• Short problem a:
According to the United Thai Nation Party article, why did Prayut Chan-o-cha join the party on 9 January 2023?

• Excerpt provided:
--- BEGIN ---
- Abbreviation: UTN
- Leader: Pirapan Salirathavibhaga
- Secretary-General: Akanat Promphan
- Spokesperson: Akkradech Wongpitakroj
- Founder: Seksakon Atthawong
- Founded: 31 March 2021; 5 years ago
- Split from: Palang Pracharath Party Democrat Party (Partial)
- Preceded by: Terd Thai Party [th]
- Headquarters: 35/3 Soi Aree 5 Phahonyothin Rd. Phaya Thai, Bangkok
- Membership (2023): 50,652
- Ideology: Thai nationalism; Ultraconservatism; Militarism; Monarchism; Authoritarianism;
- Political position: Far-right
- Colours: Blue
- Slogan: “เด็ดขาดแก้วิกฤต พลิกโฉมประเทศ” (Decisive in solving crises, transform the country’s image)
- Anthem: "เพลงประจำพรรครวมไทยสร้างชาติ" ('Hymn of United Thai Nation Party')
- House of Representatives: 2 / 500

Website
- unitedthaination.or.th

= United Thai Nation Party =

Thai political party

The United Thai Nation Party (พรรครวมไทยสร้างชาติ, RTGS: Ruam Thai Sang Chat) is an ultra-conservative nationalist Thai political party founded on 31 March 2021 by Seksakon Atthawong, the former Deputy Minister to Prime Minister Prayut Chan-o-cha. In the run-up to the 2023 general election, then Prime Minister Prayut Chan-o-cha joined the party on 9 January 2023 as its candidate for the position. The party emerged as the fifth largest party in Thailand, winning 36 seats in the House of Representatives and 12.55% of the vote. The party has been described as ultra-conservative, pro-military, and monarchist. In 2023, party spokesperson Akkradech Wongpitakroj claimed that the party espoused modern conservatism.
--- END ---
• Short problem b:
Swap "interactable" for "clickable" in the records, starting at their first line and stopping after the line that contains "- text-cell-giraffe[interactable]: Giraffe: [445, 311, 631, 397]". Leave everything else unchanged.

• Dataset content:
--- BEGIN ---
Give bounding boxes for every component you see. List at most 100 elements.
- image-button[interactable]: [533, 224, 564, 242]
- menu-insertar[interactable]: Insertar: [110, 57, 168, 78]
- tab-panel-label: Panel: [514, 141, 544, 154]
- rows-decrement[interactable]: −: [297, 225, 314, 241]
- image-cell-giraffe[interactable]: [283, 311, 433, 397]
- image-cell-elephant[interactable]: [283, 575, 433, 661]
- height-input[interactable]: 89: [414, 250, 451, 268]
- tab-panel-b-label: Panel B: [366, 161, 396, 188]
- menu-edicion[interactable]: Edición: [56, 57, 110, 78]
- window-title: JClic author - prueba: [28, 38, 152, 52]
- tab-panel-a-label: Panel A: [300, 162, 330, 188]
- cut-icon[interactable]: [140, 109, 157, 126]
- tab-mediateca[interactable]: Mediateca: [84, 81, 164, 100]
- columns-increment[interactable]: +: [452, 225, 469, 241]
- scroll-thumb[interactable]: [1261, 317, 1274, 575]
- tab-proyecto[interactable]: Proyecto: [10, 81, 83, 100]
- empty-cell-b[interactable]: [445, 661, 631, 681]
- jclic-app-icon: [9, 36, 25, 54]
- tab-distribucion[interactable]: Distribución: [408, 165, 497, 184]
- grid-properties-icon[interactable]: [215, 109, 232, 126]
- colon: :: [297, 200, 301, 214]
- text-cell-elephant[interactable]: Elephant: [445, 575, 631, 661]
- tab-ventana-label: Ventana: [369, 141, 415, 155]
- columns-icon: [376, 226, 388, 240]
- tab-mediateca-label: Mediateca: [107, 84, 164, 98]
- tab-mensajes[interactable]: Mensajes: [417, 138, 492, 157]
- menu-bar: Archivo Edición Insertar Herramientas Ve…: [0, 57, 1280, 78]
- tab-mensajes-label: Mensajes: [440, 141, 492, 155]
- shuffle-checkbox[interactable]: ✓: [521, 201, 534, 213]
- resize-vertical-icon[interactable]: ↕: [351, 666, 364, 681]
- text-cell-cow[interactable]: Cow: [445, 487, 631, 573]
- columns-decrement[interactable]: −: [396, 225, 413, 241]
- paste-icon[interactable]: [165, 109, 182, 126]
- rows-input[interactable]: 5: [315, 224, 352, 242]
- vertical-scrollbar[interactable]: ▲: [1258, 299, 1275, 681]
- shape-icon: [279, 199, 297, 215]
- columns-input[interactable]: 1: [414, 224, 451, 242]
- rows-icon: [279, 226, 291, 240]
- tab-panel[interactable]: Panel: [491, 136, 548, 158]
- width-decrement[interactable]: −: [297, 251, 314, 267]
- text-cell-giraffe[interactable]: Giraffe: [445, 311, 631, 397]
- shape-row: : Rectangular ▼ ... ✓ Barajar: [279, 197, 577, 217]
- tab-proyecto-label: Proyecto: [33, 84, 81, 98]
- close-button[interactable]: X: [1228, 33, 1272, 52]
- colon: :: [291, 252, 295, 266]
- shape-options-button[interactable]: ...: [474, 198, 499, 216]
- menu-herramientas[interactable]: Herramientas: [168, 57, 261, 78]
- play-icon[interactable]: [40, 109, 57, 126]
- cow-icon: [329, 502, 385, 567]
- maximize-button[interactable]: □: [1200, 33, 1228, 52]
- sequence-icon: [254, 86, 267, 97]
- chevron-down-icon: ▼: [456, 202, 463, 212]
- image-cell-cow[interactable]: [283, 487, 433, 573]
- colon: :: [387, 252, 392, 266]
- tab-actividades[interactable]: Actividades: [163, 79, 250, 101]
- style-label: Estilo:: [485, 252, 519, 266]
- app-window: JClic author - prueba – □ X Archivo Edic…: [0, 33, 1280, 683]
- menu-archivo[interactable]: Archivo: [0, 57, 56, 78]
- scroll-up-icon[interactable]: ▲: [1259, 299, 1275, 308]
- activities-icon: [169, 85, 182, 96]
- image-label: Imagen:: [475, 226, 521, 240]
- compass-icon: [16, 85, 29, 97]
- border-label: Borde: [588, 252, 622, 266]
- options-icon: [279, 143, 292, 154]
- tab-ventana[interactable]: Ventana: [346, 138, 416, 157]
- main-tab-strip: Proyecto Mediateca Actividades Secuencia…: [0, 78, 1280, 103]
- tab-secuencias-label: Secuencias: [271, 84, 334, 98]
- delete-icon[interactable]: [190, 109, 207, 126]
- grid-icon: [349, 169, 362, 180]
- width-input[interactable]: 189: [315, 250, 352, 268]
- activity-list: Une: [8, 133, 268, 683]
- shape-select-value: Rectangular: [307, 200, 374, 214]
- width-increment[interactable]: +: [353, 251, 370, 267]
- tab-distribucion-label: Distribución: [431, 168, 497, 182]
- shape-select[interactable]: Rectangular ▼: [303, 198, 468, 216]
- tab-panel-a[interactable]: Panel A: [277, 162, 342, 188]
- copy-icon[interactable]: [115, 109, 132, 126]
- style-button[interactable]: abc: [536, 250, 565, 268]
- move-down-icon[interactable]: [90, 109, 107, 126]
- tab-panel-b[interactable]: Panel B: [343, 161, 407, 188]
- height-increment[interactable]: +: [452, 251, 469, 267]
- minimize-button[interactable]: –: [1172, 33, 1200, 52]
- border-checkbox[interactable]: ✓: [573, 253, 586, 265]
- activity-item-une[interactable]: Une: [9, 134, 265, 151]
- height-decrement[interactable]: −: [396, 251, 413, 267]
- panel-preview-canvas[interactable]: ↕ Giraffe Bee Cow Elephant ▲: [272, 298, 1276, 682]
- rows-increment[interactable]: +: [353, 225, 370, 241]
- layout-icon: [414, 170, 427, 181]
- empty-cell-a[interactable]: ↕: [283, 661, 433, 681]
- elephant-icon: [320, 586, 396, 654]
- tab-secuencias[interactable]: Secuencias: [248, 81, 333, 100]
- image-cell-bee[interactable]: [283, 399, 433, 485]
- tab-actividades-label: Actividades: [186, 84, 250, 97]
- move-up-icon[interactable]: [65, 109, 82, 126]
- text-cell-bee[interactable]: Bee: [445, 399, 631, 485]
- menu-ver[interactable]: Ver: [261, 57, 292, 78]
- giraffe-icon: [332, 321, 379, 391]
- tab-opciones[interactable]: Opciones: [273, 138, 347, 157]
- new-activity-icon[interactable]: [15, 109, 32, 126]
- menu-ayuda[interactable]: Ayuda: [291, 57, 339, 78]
--- END ---
• Complete output a:
Prayut Chan-o-cha joined in the run-up to the 2023 general election as the party's candidate for Prime Minister, a post he already held at the time.

• Complete output b:
Give bounding boxes for every component you see. List at most 100 elements.
- image-button[clickable]: [533, 224, 564, 242]
- menu-insertar[clickable]: Insertar: [110, 57, 168, 78]
- tab-panel-label: Panel: [514, 141, 544, 154]
- rows-decrement[clickable]: −: [297, 225, 314, 241]
- image-cell-giraffe[clickable]: [283, 311, 433, 397]
- image-cell-elephant[clickable]: [283, 575, 433, 661]
- height-input[clickable]: 89: [414, 250, 451, 268]
- tab-panel-b-label: Panel B: [366, 161, 396, 188]
- menu-edicion[clickable]: Edición: [56, 57, 110, 78]
- window-title: JClic author - prueba: [28, 38, 152, 52]
- tab-panel-a-label: Panel A: [300, 162, 330, 188]
- cut-icon[clickable]: [140, 109, 157, 126]
- tab-mediateca[clickable]: Mediateca: [84, 81, 164, 100]
- columns-increment[clickable]: +: [452, 225, 469, 241]
- scroll-thumb[clickable]: [1261, 317, 1274, 575]
- tab-proyecto[clickable]: Proyecto: [10, 81, 83, 100]
- empty-cell-b[clickable]: [445, 661, 631, 681]
- jclic-app-icon: [9, 36, 25, 54]
- tab-distribucion[clickable]: Distribución: [408, 165, 497, 184]
- grid-properties-icon[clickable]: [215, 109, 232, 126]
- colon: :: [297, 200, 301, 214]
- text-cell-elephant[clickable]: Elephant: [445, 575, 631, 661]
- tab-ventana-label: Ventana: [369, 141, 415, 155]
- columns-icon: [376, 226, 388, 240]
- tab-mediateca-label: Mediateca: [107, 84, 164, 98]
- tab-mensajes[clickable]: Mensajes: [417, 138, 492, 157]
- menu-bar: Archivo Edición Insertar Herramientas Ve…: [0, 57, 1280, 78]
- tab-mensajes-label: Mensajes: [440, 141, 492, 155]
- shuffle-checkbox[clickable]: ✓: [521, 201, 534, 213]
- resize-vertical-icon[clickable]: ↕: [351, 666, 364, 681]
- text-cell-cow[clickable]: Cow: [445, 487, 631, 573]
- columns-decrement[clickable]: −: [396, 225, 413, 241]
- paste-icon[clickable]: [165, 109, 182, 126]
- rows-input[clickable]: 5: [315, 224, 352, 242]
- vertical-scrollbar[clickable]: ▲: [1258, 299, 1275, 681]
- shape-icon: [279, 199, 297, 215]
- columns-input[clickable]: 1: [414, 224, 451, 242]
- rows-icon: [279, 226, 291, 240]
- tab-panel[clickable]: Panel: [491, 136, 548, 158]
- width-decrement[clickable]: −: [297, 251, 314, 267]
- text-cell-giraffe[clickable]: Giraffe: [445, 311, 631, 397]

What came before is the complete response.